Problem details: Pull every line of the entries that has the word "JSON".

Material provided:
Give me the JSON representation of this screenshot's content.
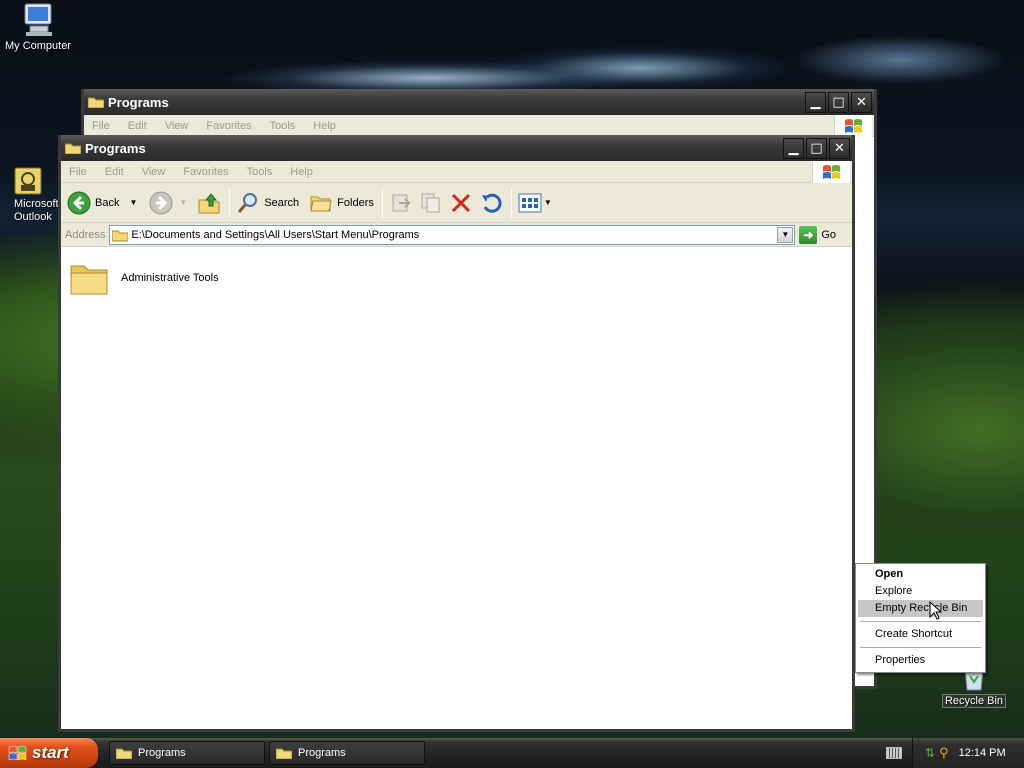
{
  "desktop": {
    "icons": [
      {
        "label": "My Computer",
        "icon": "my-computer-icon"
      },
      {
        "label": "Microsoft Outlook",
        "icon": "outlook-icon"
      },
      {
        "label": "Recycle Bin",
        "icon": "recycle-bin-icon"
      }
    ]
  },
  "back_window": {
    "title": "Programs",
    "menu": [
      "File",
      "Edit",
      "View",
      "Favorites",
      "Tools",
      "Help"
    ]
  },
  "window": {
    "title": "Programs",
    "menu": [
      "File",
      "Edit",
      "View",
      "Favorites",
      "Tools",
      "Help"
    ],
    "toolbar": {
      "back_label": "Back",
      "search_label": "Search",
      "folders_label": "Folders"
    },
    "address": {
      "label": "Address",
      "value": "E:\\Documents and Settings\\All Users\\Start Menu\\Programs",
      "go_label": "Go"
    },
    "items": [
      {
        "name": "Administrative Tools",
        "icon": "folder-icon"
      }
    ]
  },
  "context_menu": {
    "items": [
      {
        "label": "Open",
        "bold": true
      },
      {
        "label": "Explore"
      },
      {
        "label": "Empty Recycle Bin",
        "highlighted": true
      },
      {
        "label": "Create Shortcut"
      },
      {
        "label": "Properties"
      }
    ]
  },
  "taskbar": {
    "start_label": "start",
    "tasks": [
      {
        "label": "Programs"
      },
      {
        "label": "Programs"
      }
    ],
    "clock": "12:14 PM"
  },
  "colors": {
    "start_button": "#e24f1a",
    "title_bar": "#3c3c3c",
    "menu_background": "#ece9d8",
    "highlight": "#c6c6c6"
  }
}
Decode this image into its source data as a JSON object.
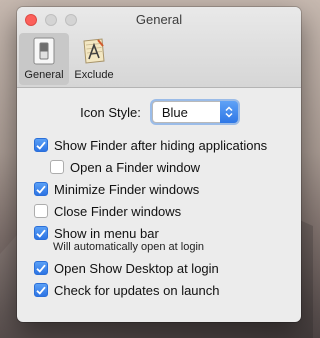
{
  "window": {
    "title": "General"
  },
  "toolbar": {
    "tabs": [
      {
        "label": "General",
        "icon": "switch-icon",
        "selected": true
      },
      {
        "label": "Exclude",
        "icon": "app-icon",
        "selected": false
      }
    ]
  },
  "icon_style": {
    "label": "Icon Style:",
    "value": "Blue"
  },
  "options": [
    {
      "label": "Show Finder after hiding applications",
      "checked": true
    },
    {
      "label": "Open a Finder window",
      "checked": false
    },
    {
      "label": "Minimize Finder windows",
      "checked": true
    },
    {
      "label": "Close Finder windows",
      "checked": false
    },
    {
      "label": "Show in menu bar",
      "checked": true
    },
    {
      "label": "Open Show Desktop at login",
      "checked": true
    },
    {
      "label": "Check for updates on launch",
      "checked": true
    }
  ],
  "menu_bar_note": "Will automatically open at login",
  "colors": {
    "accent": "#2d74e4",
    "close": "#fc605b"
  }
}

Correct response:
Give me the JSON representation of this screenshot's content.
Decode this image into its source data as a JSON object.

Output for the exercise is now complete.